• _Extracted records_
------------------------

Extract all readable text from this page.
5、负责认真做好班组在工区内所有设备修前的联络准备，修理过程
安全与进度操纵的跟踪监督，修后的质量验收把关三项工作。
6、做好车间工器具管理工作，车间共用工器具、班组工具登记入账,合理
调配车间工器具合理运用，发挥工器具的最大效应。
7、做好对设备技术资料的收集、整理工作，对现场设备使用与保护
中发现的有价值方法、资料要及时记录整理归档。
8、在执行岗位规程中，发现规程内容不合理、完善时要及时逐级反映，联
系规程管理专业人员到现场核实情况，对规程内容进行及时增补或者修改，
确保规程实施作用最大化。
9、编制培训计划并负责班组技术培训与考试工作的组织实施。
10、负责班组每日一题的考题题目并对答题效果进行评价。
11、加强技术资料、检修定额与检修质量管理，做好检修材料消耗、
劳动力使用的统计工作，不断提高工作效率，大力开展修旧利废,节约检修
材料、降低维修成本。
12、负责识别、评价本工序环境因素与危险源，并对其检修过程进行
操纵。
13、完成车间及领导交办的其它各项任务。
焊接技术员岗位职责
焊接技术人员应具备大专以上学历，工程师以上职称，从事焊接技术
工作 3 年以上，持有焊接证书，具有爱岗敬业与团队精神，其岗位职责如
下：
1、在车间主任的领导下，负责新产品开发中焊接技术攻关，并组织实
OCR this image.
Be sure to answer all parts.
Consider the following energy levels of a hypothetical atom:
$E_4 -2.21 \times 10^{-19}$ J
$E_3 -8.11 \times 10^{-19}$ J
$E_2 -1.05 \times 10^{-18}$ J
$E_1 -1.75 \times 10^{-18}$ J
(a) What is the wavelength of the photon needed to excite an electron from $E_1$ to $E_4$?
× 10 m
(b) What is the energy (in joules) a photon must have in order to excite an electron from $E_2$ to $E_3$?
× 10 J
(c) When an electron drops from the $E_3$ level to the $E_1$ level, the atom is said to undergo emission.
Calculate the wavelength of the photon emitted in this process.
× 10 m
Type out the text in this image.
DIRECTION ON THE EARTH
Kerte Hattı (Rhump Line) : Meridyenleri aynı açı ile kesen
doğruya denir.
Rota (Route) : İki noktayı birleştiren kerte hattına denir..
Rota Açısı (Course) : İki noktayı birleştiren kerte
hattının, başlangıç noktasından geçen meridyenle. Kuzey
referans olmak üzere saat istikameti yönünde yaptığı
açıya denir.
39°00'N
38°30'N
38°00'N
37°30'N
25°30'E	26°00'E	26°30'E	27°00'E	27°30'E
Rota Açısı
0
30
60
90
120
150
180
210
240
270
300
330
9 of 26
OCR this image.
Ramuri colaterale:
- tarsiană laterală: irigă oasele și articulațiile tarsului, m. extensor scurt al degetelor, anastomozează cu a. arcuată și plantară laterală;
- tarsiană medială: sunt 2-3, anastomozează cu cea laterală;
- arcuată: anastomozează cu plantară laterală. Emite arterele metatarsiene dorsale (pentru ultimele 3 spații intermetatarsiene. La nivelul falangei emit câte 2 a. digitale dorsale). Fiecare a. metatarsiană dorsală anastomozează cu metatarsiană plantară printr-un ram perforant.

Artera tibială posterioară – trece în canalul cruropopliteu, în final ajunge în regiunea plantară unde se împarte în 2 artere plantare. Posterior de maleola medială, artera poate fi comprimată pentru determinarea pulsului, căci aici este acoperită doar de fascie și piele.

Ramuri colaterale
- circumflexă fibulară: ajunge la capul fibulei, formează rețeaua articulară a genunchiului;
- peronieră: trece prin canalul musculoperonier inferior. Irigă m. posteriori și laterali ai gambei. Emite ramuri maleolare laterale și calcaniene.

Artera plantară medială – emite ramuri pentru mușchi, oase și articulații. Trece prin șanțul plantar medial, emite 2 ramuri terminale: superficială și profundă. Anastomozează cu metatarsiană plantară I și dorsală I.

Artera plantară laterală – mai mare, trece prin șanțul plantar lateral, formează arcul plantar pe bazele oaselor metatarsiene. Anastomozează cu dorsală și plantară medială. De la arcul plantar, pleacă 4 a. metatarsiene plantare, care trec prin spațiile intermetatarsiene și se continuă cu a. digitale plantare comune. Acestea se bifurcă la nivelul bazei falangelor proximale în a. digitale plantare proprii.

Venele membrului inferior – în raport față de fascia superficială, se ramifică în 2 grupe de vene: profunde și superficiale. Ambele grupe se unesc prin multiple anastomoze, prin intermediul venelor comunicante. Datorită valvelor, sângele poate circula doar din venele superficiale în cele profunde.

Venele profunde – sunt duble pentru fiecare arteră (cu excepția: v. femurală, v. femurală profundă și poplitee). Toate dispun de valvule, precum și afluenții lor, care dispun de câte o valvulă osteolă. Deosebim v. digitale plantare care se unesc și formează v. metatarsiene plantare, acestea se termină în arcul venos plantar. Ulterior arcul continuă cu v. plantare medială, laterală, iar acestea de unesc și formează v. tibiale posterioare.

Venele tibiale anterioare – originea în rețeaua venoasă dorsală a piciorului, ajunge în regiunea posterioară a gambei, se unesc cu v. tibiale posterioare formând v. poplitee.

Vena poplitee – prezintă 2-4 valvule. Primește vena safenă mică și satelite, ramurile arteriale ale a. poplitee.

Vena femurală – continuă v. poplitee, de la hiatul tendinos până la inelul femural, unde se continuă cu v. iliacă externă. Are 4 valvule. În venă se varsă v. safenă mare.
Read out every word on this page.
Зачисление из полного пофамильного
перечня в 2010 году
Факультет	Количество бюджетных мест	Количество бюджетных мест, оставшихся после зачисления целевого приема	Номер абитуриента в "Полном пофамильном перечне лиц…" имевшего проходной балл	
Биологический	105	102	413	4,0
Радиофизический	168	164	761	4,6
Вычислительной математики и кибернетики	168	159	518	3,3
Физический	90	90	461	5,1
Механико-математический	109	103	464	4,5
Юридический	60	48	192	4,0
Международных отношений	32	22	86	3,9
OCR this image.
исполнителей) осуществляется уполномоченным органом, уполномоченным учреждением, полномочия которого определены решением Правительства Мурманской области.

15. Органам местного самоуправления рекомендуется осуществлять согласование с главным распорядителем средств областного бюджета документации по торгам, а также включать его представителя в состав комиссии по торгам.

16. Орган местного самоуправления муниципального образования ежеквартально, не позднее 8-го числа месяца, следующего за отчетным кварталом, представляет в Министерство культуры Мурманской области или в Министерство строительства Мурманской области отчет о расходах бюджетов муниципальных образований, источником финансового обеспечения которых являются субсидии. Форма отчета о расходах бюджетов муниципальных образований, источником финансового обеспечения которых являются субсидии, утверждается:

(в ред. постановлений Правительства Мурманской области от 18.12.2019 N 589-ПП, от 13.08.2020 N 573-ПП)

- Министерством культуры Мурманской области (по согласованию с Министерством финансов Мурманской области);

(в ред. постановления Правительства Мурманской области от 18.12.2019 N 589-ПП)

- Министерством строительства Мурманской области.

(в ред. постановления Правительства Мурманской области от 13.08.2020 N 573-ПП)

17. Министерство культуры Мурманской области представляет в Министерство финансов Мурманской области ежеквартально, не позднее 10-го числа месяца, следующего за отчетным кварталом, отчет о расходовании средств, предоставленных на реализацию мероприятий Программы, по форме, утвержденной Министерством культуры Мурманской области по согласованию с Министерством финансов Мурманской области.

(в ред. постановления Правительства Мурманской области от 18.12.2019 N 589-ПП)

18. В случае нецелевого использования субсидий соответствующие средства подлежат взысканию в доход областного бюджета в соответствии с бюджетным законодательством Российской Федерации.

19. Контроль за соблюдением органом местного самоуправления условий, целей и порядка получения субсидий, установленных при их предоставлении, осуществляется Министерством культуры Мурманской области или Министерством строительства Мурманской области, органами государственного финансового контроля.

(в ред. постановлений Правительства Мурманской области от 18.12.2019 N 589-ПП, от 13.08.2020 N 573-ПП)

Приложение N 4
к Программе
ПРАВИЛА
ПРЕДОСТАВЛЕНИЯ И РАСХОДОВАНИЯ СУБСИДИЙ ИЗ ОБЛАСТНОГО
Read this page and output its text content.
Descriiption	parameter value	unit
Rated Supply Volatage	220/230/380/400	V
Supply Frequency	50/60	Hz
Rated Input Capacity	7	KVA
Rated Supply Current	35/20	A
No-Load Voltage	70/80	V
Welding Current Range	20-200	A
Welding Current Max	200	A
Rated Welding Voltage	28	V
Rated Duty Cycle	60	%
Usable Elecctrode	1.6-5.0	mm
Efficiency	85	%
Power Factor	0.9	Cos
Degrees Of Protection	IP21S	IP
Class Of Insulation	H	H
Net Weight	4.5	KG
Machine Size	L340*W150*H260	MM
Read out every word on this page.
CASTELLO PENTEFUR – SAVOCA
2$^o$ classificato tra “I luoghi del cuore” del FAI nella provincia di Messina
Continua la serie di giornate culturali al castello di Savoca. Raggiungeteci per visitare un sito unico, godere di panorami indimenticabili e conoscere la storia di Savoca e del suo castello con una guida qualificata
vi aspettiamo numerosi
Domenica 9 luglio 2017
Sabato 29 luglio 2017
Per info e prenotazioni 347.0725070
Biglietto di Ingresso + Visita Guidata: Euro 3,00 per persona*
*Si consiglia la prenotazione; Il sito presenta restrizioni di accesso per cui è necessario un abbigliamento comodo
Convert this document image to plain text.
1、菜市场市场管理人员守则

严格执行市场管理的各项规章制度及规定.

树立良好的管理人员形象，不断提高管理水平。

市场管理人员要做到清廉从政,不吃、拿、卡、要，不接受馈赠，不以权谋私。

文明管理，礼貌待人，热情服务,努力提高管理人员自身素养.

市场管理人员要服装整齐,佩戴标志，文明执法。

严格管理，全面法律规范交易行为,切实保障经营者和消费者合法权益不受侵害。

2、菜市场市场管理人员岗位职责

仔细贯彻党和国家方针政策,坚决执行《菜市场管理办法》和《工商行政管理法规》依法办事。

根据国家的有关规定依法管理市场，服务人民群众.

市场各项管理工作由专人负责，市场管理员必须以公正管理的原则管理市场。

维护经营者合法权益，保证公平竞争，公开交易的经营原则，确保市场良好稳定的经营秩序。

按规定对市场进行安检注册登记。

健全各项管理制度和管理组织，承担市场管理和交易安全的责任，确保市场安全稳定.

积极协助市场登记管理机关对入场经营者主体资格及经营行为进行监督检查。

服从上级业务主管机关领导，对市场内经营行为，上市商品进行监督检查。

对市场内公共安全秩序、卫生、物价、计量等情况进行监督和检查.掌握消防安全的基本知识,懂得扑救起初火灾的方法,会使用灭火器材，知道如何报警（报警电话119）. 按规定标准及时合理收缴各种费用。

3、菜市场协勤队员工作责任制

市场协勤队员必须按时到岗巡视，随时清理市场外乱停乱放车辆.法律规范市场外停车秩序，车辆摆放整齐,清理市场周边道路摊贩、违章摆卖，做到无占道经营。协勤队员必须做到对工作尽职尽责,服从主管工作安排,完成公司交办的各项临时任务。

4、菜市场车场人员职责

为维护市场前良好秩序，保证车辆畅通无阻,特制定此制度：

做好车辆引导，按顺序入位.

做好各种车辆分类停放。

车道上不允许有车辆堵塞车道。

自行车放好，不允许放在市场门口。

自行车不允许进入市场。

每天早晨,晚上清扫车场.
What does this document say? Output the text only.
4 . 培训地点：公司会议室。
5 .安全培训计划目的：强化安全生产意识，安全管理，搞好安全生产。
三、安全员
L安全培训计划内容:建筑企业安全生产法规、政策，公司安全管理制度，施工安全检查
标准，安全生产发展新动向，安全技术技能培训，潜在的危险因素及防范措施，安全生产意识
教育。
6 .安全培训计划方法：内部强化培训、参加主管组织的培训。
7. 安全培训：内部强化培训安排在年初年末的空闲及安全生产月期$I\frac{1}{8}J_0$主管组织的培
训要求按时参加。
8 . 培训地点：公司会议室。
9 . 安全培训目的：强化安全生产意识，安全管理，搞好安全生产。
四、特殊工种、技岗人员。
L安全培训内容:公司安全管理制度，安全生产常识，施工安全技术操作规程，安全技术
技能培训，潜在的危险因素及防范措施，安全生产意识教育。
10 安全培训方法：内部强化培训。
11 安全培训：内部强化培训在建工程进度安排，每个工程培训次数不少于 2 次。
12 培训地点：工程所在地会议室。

------------------------

• _WORK TO BE COMPLETED_
Find the line that contains "What does this". Repeat it and every line after it, exactly as written, up to and including the last line of the records above.

• _REPLY TO THE TASK_
What does this document say? Output the text only.
4 . 培训地点：公司会议室。
5 .安全培训计划目的：强化安全生产意识，安全管理，搞好安全生产。
三、安全员
L安全培训计划内容:建筑企业安全生产法规、政策，公司安全管理制度，施工安全检查
标准，安全生产发展新动向，安全技术技能培训，潜在的危险因素及防范措施，安全生产意识
教育。
6 .安全培训计划方法：内部强化培训、参加主管组织的培训。
7. 安全培训：内部强化培训安排在年初年末的空闲及安全生产月期$I\frac{1}{8}J_0$主管组织的培
训要求按时参加。
8 . 培训地点：公司会议室。
9 . 安全培训目的：强化安全生产意识，安全管理，搞好安全生产。
四、特殊工种、技岗人员。
L安全培训内容:公司安全管理制度，安全生产常识，施工安全技术操作规程，安全技术
技能培训，潜在的危险因素及防范措施，安全生产意识教育。
10 安全培训方法：内部强化培训。
11 安全培训：内部强化培训在建工程进度安排，每个工程培训次数不少于 2 次。
12 培训地点：工程所在地会议室。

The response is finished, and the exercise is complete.